» Task requirements: Determine how many lines carry the word "personnel". Output that number only.

» Listing:

>>>>

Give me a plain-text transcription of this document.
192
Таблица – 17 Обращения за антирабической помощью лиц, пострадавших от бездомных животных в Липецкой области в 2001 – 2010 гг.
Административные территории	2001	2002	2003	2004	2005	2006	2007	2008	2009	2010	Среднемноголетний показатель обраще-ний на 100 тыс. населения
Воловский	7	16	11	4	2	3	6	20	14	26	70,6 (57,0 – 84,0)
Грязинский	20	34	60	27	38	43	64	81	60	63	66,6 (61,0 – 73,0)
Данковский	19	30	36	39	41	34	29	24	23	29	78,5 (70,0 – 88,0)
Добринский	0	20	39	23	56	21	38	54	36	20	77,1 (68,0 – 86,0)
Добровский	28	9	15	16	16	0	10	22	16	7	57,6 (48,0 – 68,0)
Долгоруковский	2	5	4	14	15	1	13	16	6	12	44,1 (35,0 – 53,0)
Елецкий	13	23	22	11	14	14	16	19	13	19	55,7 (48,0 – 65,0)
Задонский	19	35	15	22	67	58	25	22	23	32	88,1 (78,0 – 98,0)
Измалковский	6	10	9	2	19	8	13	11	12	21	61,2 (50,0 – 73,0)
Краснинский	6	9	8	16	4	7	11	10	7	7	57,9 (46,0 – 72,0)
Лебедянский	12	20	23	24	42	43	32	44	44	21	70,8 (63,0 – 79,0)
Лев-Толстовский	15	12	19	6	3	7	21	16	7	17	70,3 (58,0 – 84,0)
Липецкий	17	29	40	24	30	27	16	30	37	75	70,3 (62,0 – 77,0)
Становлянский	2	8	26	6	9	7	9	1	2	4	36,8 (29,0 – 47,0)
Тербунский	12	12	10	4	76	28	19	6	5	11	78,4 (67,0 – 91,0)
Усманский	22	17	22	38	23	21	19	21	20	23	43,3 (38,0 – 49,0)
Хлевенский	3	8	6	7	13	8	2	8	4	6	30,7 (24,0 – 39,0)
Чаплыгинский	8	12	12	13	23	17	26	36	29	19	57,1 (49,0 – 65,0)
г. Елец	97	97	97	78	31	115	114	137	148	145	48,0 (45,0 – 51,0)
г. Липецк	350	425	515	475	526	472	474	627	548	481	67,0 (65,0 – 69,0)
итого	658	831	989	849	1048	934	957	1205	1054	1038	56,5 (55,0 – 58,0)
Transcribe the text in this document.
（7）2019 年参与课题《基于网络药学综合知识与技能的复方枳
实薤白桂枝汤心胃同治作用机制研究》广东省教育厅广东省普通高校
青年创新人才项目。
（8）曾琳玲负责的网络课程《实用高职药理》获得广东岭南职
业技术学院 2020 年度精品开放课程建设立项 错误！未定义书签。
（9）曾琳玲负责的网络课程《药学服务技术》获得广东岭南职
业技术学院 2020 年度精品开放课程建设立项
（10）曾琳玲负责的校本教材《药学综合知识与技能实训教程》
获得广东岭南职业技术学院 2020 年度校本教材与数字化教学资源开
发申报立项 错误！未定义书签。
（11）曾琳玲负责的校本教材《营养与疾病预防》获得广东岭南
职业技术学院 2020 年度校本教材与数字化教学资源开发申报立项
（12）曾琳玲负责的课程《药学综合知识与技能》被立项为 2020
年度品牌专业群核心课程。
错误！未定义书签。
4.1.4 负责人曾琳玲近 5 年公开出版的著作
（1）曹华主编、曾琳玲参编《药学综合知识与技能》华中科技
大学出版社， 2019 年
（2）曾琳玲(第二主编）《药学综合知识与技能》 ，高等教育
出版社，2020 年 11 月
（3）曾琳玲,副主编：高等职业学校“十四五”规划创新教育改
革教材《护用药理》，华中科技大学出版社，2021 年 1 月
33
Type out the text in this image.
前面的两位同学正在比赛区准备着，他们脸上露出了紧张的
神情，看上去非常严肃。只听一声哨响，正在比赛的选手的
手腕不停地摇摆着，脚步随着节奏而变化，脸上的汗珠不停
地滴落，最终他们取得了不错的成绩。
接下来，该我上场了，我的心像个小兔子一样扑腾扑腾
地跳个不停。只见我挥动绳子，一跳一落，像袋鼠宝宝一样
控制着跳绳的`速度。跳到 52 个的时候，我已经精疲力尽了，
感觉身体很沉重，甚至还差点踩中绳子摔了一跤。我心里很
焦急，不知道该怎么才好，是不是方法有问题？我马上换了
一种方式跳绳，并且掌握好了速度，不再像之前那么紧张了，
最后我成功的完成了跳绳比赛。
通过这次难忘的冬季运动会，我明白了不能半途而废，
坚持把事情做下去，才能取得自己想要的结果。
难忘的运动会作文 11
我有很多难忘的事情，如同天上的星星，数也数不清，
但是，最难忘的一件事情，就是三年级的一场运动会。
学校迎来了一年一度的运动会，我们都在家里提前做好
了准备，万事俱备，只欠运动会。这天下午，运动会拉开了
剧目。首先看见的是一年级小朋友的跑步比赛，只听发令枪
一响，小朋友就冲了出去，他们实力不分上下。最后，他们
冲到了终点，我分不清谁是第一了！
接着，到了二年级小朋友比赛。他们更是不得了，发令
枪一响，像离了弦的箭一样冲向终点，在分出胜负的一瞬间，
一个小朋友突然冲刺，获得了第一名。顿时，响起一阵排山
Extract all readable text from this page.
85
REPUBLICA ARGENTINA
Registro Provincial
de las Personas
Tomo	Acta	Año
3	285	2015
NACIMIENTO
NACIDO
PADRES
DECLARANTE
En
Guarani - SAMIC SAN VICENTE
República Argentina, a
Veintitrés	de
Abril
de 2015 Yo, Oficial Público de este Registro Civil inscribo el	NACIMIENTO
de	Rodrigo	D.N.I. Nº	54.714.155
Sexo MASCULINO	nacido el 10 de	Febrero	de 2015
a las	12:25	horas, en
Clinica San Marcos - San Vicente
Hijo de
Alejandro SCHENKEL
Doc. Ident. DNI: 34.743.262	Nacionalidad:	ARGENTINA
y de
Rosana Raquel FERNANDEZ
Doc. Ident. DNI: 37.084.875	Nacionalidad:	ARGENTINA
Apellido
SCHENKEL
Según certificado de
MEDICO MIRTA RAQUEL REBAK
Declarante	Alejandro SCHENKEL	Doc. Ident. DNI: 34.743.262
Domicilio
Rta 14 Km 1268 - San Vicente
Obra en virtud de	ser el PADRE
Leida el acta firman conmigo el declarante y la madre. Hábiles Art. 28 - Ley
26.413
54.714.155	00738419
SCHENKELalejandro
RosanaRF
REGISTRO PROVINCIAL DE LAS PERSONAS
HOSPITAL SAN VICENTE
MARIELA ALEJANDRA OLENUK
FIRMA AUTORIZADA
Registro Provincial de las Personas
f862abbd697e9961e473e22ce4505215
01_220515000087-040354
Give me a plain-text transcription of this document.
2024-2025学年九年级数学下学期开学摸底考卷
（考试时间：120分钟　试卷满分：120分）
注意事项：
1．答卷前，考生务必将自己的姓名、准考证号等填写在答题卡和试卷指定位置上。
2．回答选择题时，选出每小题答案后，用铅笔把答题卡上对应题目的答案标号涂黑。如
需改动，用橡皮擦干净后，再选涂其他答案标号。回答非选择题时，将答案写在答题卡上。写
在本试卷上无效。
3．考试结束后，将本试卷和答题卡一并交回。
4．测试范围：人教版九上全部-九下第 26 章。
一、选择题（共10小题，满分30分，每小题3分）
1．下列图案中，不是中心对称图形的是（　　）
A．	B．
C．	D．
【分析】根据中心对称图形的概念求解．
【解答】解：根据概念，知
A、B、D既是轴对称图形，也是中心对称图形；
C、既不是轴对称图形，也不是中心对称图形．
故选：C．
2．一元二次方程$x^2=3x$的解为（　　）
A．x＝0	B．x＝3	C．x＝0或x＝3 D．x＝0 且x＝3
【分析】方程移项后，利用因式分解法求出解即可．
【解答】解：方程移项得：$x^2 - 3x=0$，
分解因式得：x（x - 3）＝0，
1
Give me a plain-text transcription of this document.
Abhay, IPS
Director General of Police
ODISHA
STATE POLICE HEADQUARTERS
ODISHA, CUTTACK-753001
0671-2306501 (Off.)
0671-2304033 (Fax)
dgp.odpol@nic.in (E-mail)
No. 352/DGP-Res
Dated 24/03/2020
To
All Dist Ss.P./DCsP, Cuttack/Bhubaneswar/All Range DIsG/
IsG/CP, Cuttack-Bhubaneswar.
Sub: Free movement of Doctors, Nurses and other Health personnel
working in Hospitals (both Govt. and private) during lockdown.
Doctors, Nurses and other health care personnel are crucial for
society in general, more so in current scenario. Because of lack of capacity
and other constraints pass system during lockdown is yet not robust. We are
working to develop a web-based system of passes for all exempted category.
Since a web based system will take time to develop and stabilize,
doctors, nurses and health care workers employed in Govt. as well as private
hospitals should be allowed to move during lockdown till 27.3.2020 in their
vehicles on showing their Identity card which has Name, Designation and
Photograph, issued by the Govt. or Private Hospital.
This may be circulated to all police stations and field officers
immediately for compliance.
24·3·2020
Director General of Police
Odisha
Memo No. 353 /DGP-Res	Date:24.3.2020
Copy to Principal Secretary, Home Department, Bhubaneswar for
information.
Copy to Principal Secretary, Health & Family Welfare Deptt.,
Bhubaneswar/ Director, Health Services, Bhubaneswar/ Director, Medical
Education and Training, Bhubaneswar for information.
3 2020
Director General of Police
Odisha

<<<<

» Written answer: 2